- [Exercise set]:
- a) Render this sentence from the art blog text in Spanish: "It really is a great material for all media."
- b) Please reproduce the art blog text from "Color Stix and" to "of one's wrist.".

5" x 7" Colored Pencils on White Illustration Board


This image tags along with the artwork from my post Brush Strokes Without a Brush. I am trying to refine this style so I have moved from the inaccurate thumb tac to a Speedball Linoleum Cutter and Nibs. This tool allows me to create much cleaner lines and finer details than the callus building thumb tack. It also has different weighted nibs to create thick and thin depressions which I hope to try soon. I just have to find my nibs.
Saturday, June 4, 2011

Quantity Seems to be Taking Over

Lately I've been on a mat board kick. I'm sure you have realized by now that I was lucky enough to score a stack of 5" x 7" various types of mat board which I greatly appreciate by the way.. You know who you are. I really do enjoy messing around with these fabrics mats and trying to turn something that normally preserves your art, into art itself. I can think of nothing better than to sit down with a new material and figure it out. So I have been. I've created a small stack of these guys over the past two weeks, but only one I've found appealing so far. The Rapture I may be spreading myself too thin at the moment, but it did give me an idea..

So, with that said.. The decision has been made. I am going to create one of these small drawings everyday for a year.. or until I get (mat) bored or run out of mats. Then, I will attempt to attach them to a board to try and make something like a rectangle. There are not many factors for the number 365 though. Only 1, 5, 73, and 365. I guess 5 and 73 will have to do.. or I'll plan on missing a day. That would be.. 13 rows and 28 columns. That would mean the dimensions would be around.. (buttons on calculator) 7' 6.5" x 11' 8" wow! That would be a costly frame. Whatever. I'll figure it out. Here we go..


A Blender
5" x 7" Mixed Media on Illustration White Board

Color Stix and Suede

Recently, a customer came in with a great pastel drawing of her favorite musician. At first glance, the artwork looked like an oil painting. Up close I could see that the surface on the work was textured. She explained that she uses nu-pastels (hard pastel) on suede mat board to create her drawings. The pastels apparently blend extrememly well on super smooth surfaces. This is something I can understand. When caricature artists create cartoon portraits of people, they use a very light weight paper and a foam pad underneath the drawing. The light weight paper, which has little texture or tooth, can still cause a lot of white space when a color stick is dragged across it. It also takes a lot of pressure to remove these marks but with a foamy, an artist can reduce these spaces to make the caricature's colors blend smoothly while minimalising strain of one's wrist.

I decided to try this technique using similar materials. Although color stix are harder and made with oils/wax instead of binder and pigment like pastels, these materials still worked well.

Untitled 5" x 7"
Mixed Media on Green Suede Mat Board


This was experimental. Like most of my recent post, I am trying to use new materials to discover new possibilities. I wanted to see how well the color stix would perform on the suede, but I went over board as usual. Fun as usual too though. This piece actually started out as the fifth building to my last post. It came out terrible so I worked over it. After I colored, I dripped some drawing ink on the suede to see how that would adhere to the material. I could probably work on suede for the rest of my life.. if I could afford it. It really is a great material for all media. Pastels are coming soon.. I have a few 5" x 7" pieces to experiment with and I hope to make something I actually like.

[Stored items]

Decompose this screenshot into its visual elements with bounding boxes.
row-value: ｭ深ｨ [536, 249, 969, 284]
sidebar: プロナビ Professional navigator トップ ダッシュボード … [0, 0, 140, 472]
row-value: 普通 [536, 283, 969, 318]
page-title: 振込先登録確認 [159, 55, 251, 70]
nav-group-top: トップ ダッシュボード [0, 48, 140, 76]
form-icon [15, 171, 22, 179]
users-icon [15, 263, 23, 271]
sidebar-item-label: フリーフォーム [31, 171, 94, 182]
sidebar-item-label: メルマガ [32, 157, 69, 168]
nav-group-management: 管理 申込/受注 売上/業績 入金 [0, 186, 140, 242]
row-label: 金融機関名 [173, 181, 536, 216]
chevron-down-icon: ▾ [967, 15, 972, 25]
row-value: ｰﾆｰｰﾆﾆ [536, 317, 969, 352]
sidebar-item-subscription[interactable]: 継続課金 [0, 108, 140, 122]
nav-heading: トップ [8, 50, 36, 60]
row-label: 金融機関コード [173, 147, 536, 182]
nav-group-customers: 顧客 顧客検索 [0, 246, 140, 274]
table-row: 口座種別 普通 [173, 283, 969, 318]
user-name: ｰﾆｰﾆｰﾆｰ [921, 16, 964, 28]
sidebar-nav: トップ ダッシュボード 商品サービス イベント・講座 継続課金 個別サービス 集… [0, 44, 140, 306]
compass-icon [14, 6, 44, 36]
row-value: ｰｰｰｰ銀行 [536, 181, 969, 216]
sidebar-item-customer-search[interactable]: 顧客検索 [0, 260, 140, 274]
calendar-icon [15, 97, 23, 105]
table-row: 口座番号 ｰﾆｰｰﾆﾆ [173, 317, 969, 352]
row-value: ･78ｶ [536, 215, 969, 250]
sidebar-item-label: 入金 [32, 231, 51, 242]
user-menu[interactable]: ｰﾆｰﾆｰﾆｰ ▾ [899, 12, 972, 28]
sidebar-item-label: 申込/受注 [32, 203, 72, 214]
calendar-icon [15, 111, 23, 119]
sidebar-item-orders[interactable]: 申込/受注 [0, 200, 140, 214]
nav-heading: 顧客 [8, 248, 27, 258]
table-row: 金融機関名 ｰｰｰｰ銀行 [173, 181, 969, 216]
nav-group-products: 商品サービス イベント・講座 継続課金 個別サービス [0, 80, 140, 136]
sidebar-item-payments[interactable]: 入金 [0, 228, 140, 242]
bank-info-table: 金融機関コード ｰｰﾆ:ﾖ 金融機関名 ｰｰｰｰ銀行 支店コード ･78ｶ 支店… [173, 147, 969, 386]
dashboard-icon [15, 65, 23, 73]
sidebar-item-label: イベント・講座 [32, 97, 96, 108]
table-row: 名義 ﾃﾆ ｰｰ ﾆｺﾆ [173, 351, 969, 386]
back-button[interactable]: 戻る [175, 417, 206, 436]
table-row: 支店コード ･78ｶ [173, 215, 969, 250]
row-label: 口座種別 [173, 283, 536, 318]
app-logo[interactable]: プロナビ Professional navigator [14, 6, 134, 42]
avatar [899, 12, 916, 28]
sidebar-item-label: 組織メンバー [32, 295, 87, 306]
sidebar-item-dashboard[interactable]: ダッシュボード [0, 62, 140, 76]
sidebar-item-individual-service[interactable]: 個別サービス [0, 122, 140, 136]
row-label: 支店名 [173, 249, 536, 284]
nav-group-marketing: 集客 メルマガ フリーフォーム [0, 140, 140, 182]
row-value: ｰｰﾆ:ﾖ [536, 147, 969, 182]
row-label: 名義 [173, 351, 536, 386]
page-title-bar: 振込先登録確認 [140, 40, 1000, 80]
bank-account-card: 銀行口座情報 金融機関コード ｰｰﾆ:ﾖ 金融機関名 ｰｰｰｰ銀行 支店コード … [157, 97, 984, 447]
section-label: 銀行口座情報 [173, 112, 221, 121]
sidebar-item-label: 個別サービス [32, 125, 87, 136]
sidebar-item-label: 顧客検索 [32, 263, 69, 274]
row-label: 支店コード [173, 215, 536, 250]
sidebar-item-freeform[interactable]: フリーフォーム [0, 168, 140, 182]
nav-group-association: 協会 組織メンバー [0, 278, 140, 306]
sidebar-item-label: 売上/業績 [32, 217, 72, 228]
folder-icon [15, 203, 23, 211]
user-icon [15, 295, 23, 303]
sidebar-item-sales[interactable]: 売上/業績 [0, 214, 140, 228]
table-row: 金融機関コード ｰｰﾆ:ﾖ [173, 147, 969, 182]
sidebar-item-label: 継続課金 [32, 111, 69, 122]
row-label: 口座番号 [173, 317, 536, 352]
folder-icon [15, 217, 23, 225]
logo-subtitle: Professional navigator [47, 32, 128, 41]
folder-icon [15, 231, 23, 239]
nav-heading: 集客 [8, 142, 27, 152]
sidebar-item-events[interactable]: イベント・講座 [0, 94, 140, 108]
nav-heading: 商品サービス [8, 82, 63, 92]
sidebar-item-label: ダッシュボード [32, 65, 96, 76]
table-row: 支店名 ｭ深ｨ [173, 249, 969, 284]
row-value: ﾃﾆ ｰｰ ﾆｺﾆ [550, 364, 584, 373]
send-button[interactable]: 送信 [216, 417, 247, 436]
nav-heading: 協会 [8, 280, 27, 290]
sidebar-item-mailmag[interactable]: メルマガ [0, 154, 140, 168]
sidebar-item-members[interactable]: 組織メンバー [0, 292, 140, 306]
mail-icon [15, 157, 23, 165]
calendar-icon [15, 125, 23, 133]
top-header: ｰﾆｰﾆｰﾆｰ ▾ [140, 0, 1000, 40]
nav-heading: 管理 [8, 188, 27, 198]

- [Numbered answers]:
- a) Realmente es un material excelente para todo tipo de técnicas.

- b)
Color Stix and Suede

Recently, a customer came in with a great pastel drawing of her favorite musician. At first glance, the artwork looked like an oil painting. Up close I could see that the surface on the work was textured. She explained that she uses nu-pastels (hard pastel) on suede mat board to create her drawings. The pastels apparently blend extrememly well on super smooth surfaces. This is something I can understand. When caricature artists create cartoon portraits of people, they use a very light weight paper and a foam pad underneath the drawing. The light weight paper, which has little texture or tooth, can still cause a lot of white space when a color stick is dragged across it. It also takes a lot of pressure to remove these marks but with a foamy, an artist can reduce these spaces to make the caricature's colors blend smoothly while minimalising strain of one's wrist.